**What you have to do**
Copy the lines word for word, starting from the first line and stopping after the line that contains "province-highlight <box>314 171 433 301</box>".

**Listing**
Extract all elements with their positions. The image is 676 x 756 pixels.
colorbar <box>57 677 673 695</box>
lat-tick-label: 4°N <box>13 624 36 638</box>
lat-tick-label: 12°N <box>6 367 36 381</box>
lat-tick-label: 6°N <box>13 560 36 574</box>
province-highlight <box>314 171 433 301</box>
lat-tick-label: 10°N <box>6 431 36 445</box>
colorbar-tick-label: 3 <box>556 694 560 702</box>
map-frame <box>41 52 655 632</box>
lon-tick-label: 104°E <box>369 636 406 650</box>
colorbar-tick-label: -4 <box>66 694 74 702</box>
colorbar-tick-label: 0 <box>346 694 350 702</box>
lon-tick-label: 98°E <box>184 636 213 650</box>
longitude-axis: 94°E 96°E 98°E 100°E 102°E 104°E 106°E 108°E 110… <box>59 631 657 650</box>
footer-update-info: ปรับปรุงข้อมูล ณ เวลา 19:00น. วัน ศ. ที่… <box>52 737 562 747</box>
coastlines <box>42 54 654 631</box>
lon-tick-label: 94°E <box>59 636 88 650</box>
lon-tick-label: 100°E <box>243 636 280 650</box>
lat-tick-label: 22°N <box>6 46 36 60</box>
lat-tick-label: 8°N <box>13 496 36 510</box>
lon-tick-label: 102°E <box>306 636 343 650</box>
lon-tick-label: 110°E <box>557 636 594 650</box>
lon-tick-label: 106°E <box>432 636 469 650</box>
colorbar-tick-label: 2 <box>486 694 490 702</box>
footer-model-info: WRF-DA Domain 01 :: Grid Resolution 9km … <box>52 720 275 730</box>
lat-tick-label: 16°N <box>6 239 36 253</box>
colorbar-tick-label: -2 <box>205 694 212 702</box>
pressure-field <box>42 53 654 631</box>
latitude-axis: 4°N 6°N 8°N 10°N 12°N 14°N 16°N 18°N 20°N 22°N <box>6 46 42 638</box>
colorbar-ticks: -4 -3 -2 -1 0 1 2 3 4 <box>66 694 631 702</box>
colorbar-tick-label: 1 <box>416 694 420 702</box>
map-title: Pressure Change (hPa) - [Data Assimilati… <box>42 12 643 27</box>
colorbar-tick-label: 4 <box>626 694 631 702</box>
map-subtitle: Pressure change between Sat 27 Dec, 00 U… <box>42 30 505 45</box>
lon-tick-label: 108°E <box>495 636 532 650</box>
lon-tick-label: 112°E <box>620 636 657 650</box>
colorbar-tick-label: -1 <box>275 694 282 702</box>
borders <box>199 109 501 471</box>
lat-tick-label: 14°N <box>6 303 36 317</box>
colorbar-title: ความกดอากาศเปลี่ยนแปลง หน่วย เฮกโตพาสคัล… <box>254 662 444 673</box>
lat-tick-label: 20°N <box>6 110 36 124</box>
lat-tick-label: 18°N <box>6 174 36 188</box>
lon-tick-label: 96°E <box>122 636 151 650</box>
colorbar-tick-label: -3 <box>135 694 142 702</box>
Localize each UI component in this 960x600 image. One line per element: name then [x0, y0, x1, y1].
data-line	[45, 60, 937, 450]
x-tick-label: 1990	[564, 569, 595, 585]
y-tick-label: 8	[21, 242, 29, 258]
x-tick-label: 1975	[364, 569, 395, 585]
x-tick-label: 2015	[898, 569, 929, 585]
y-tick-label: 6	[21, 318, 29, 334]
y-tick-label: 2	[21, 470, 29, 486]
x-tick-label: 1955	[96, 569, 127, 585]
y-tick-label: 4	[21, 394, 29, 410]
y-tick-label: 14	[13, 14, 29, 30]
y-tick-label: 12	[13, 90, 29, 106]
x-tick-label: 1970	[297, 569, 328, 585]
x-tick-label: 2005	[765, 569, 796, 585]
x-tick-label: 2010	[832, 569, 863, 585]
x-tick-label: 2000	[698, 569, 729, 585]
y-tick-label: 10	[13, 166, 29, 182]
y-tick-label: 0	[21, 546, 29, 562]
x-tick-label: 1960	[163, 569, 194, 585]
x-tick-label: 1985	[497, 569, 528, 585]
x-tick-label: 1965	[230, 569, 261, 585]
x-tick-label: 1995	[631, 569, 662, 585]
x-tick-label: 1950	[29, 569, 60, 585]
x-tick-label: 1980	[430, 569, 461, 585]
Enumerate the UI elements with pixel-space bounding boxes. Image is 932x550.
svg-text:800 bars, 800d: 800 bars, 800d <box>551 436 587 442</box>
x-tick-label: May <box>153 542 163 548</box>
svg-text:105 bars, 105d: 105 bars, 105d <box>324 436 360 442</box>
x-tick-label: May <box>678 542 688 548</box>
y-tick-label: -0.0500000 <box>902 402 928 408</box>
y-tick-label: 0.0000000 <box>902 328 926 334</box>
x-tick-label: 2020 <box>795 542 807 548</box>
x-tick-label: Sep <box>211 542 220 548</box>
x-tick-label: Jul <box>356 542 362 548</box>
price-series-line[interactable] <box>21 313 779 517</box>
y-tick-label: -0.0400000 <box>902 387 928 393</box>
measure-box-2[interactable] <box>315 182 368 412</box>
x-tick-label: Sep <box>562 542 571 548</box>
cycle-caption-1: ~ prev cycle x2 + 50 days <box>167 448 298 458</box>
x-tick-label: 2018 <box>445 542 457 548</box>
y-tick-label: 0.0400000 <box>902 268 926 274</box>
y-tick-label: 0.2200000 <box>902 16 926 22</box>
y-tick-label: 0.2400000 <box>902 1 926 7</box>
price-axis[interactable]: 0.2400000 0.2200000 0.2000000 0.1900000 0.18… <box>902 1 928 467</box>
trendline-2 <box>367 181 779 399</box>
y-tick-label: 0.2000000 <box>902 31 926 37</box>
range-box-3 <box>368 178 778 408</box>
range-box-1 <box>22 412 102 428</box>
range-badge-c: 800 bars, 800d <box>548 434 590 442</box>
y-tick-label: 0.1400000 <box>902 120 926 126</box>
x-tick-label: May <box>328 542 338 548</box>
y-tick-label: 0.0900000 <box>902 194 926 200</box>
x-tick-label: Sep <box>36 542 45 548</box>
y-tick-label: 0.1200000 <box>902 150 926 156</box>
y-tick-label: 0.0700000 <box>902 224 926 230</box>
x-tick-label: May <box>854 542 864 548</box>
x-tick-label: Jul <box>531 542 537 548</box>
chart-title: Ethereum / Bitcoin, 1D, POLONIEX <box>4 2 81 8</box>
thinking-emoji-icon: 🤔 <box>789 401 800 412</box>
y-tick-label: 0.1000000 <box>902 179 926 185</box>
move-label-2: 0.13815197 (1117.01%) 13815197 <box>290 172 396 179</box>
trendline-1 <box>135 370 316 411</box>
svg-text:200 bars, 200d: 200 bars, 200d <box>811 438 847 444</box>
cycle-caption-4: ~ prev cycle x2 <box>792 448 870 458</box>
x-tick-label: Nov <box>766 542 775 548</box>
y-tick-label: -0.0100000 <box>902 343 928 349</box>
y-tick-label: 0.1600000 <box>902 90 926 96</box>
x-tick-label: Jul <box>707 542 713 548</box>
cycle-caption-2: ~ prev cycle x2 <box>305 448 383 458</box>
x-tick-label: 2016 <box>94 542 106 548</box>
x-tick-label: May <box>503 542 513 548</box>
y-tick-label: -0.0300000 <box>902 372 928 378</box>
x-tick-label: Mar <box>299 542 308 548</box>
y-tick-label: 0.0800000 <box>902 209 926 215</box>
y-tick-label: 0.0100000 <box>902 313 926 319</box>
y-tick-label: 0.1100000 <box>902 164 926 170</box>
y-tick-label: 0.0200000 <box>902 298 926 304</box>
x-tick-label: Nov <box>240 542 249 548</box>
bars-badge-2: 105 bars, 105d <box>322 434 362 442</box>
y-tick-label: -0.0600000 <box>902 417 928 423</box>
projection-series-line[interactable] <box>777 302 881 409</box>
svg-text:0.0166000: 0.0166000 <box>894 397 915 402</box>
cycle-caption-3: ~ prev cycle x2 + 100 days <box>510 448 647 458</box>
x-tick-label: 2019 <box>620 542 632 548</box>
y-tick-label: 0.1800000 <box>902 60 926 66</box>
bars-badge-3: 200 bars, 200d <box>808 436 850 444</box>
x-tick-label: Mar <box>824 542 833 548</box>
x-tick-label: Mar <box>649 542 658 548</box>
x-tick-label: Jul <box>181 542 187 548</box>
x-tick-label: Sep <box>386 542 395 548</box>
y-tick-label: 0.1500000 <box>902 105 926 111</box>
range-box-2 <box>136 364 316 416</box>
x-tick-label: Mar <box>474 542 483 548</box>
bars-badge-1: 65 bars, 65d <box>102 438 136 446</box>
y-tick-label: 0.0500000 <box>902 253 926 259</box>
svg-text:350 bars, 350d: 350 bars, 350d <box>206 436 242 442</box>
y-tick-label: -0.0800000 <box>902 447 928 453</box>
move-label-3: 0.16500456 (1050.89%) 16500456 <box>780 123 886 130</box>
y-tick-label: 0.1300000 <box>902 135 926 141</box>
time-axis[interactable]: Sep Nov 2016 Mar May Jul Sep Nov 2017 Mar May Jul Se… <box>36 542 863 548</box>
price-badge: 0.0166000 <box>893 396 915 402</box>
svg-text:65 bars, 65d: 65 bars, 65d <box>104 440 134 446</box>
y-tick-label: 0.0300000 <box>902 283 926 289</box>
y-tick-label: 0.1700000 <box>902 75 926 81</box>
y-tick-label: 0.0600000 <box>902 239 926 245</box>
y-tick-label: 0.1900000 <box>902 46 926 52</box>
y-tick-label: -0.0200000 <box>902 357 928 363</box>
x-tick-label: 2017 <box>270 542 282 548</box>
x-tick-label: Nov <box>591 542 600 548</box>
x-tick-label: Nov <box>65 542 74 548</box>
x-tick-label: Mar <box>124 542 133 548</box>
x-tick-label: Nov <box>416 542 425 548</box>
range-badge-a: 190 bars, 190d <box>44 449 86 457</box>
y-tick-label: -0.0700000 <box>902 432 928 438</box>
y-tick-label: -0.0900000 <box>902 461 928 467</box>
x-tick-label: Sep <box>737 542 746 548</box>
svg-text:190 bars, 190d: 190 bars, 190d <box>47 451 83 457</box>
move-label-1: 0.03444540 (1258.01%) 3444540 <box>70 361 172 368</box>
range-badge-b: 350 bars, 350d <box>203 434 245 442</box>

**Worked answer**
Extract all elements with their positions. The image is 676 x 756 pixels.
colorbar <box>57 677 673 695</box>
lat-tick-label: 4°N <box>13 624 36 638</box>
lat-tick-label: 12°N <box>6 367 36 381</box>
lat-tick-label: 6°N <box>13 560 36 574</box>
province-highlight <box>314 171 433 301</box>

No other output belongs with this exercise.